• **Consegna**:
Ricopia identiche le righe dei record a partire da quella che contiene "Patent image size: (1419, 484)." fino alla fine dei record, estremi compresi.

• **Dati da elaborare**:
((

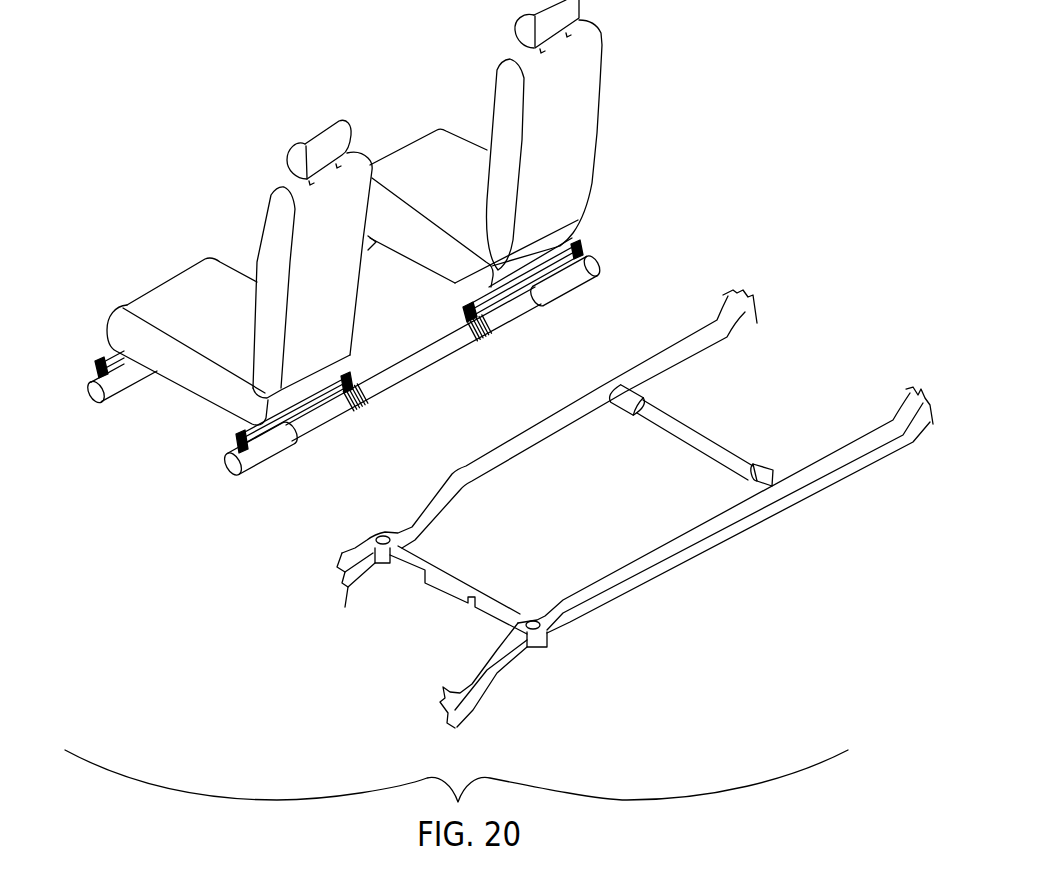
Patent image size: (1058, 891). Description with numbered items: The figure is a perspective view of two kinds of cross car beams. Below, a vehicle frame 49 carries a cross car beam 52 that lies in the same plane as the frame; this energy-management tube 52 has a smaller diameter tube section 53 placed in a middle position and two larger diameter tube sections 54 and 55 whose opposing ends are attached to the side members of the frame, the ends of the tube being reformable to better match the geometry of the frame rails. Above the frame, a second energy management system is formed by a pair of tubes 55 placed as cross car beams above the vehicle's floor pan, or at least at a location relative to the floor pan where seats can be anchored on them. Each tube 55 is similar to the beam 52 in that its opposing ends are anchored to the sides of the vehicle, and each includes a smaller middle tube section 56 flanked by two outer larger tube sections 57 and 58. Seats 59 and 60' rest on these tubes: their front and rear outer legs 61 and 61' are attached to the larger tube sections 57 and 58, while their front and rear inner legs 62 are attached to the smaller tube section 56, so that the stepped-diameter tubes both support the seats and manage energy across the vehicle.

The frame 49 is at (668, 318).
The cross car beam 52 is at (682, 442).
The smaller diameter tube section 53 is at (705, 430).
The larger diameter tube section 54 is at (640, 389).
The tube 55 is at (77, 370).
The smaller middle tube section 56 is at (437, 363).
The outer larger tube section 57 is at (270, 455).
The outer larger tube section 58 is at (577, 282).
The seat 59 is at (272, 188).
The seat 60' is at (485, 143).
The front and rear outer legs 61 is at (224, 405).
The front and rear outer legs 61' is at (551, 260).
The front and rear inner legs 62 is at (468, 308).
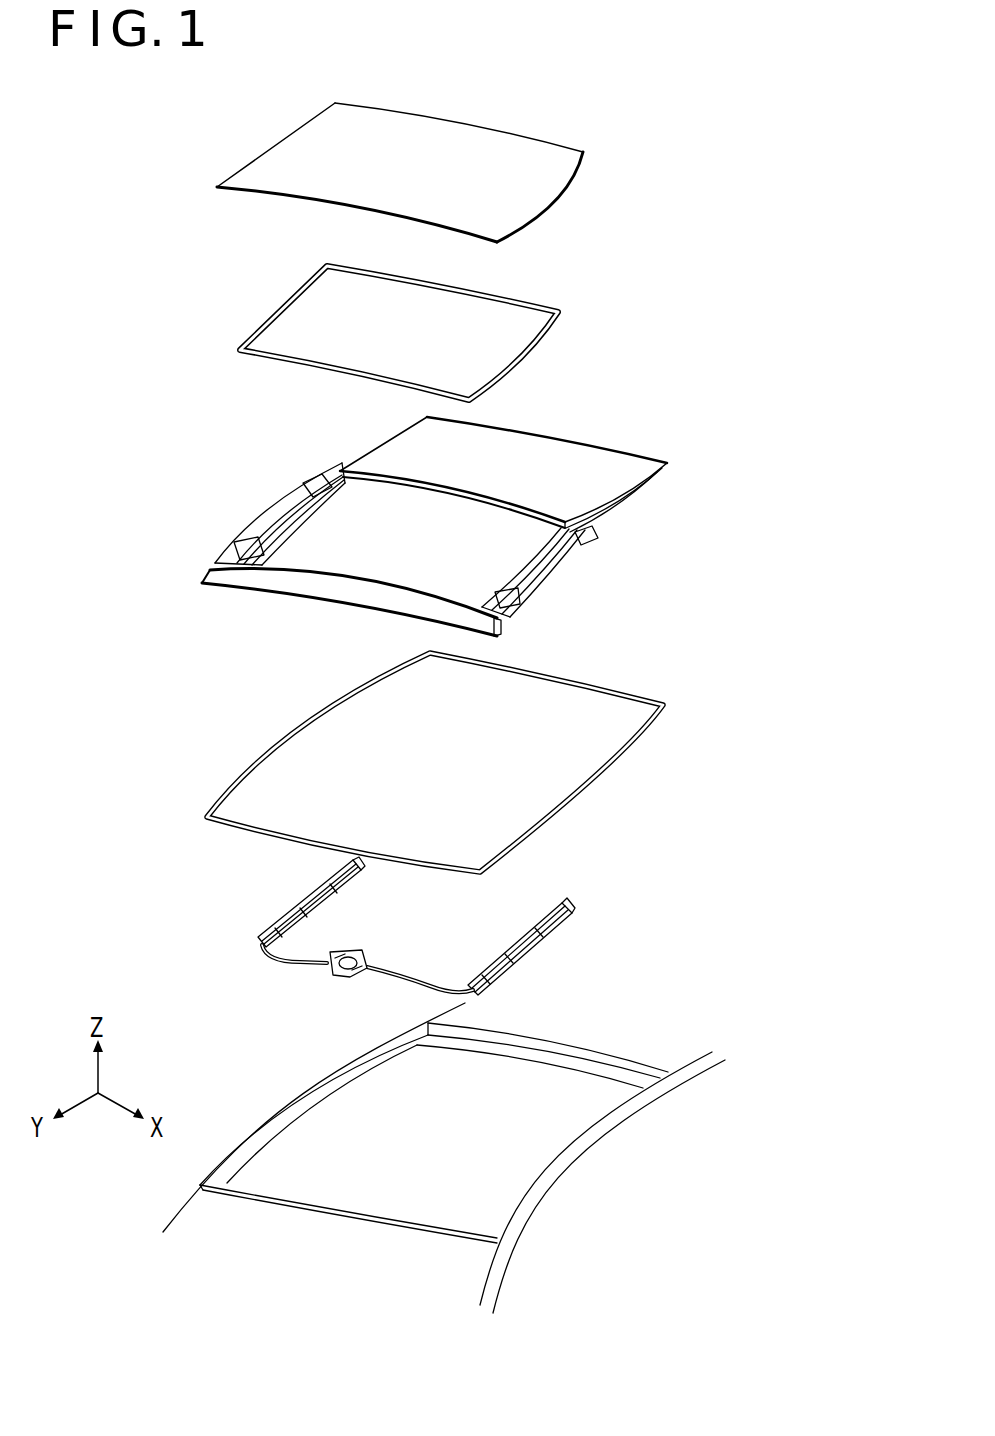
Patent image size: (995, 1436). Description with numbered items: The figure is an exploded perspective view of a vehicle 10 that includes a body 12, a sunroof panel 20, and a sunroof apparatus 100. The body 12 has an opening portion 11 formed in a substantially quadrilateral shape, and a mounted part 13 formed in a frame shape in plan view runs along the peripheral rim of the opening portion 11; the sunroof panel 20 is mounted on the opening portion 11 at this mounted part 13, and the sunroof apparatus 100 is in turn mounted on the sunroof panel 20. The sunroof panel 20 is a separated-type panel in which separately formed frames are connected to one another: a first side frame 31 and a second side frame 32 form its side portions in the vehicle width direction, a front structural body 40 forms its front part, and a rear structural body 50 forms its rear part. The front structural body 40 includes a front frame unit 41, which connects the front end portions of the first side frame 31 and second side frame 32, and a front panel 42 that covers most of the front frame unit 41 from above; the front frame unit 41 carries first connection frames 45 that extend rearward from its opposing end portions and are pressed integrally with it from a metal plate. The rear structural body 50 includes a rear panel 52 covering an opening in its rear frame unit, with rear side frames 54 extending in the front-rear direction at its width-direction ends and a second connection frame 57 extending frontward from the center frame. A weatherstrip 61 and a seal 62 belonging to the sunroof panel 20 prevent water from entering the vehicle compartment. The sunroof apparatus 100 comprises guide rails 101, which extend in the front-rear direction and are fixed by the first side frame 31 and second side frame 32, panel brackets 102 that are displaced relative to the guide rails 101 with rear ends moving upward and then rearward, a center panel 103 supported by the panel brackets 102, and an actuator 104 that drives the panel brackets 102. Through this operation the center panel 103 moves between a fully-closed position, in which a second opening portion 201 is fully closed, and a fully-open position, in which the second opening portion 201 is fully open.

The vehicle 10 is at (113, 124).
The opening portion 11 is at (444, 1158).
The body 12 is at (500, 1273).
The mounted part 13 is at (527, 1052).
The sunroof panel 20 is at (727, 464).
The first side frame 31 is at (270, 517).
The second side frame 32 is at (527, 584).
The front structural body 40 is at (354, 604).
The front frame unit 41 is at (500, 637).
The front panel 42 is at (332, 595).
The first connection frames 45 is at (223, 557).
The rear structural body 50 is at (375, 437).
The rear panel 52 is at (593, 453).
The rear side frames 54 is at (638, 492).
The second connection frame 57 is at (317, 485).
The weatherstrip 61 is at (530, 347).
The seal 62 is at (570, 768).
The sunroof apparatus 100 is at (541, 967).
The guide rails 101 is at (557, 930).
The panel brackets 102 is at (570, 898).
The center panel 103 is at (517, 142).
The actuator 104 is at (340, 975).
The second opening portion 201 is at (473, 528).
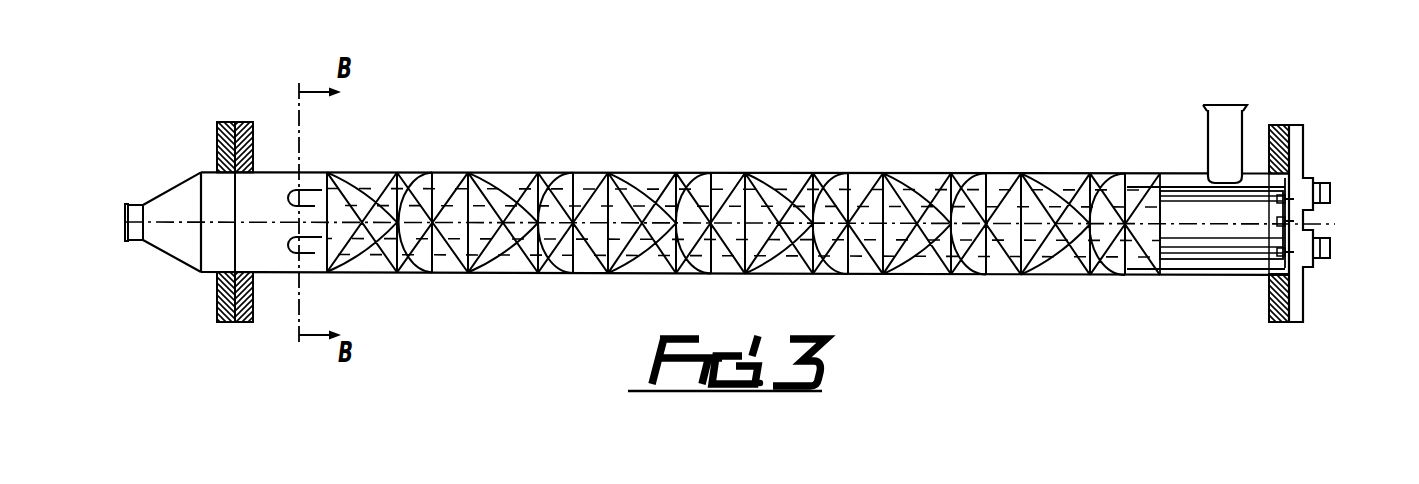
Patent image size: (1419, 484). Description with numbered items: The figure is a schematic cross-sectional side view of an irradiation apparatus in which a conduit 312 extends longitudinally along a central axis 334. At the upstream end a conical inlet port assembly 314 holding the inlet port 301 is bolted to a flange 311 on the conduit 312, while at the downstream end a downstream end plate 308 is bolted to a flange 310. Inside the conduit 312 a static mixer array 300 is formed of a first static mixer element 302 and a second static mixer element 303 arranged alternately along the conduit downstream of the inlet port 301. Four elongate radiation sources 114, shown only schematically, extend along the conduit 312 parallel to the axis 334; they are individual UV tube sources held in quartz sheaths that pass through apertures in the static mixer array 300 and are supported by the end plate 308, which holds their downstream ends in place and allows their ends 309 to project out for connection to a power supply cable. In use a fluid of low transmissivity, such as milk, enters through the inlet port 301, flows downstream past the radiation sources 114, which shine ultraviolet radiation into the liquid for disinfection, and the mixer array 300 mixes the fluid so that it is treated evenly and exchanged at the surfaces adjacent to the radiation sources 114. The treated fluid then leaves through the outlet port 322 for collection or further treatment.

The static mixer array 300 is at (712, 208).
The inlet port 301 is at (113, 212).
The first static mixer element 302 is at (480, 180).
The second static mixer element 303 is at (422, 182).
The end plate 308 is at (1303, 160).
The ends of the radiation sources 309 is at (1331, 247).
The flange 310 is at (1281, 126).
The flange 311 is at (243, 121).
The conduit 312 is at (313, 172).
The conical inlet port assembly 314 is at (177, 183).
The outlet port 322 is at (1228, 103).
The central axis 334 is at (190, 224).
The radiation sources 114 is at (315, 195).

))

• **Risultato**:
Patent image size: (1419, 484). Description with numbered items: The figure is a schematic cross-sectional side view of an irradiation apparatus in which a conduit 312 extends longitudinally along a central axis 334. At the upstream end a conical inlet port assembly 314 holding the inlet port 301 is bolted to a flange 311 on the conduit 312, while at the downstream end a downstream end plate 308 is bolted to a flange 310. Inside the conduit 312 a static mixer array 300 is formed of a first static mixer element 302 and a second static mixer element 303 arranged alternately along the conduit downstream of the inlet port 301. Four elongate radiation sources 114, shown only schematically, extend along the conduit 312 parallel to the axis 334; they are individual UV tube sources held in quartz sheaths that pass through apertures in the static mixer array 300 and are supported by the end plate 308, which holds their downstream ends in place and allows their ends 309 to project out for connection to a power supply cable. In use a fluid of low transmissivity, such as milk, enters through the inlet port 301, flows downstream past the radiation sources 114, which shine ultraviolet radiation into the liquid for disinfection, and the mixer array 300 mixes the fluid so that it is treated evenly and exchanged at the surfaces adjacent to the radiation sources 114. The treated fluid then leaves through the outlet port 322 for collection or further treatment.

The static mixer array 300 is at (712, 208).
The inlet port 301 is at (113, 212).
The first static mixer element 302 is at (480, 180).
The second static mixer element 303 is at (422, 182).
The end plate 308 is at (1303, 160).
The ends of the radiation sources 309 is at (1331, 247).
The flange 310 is at (1281, 126).
The flange 311 is at (243, 121).
The conduit 312 is at (313, 172).
The conical inlet port assembly 314 is at (177, 183).
The outlet port 322 is at (1228, 103).
The central axis 334 is at (190, 224).
The radiation sources 114 is at (315, 195).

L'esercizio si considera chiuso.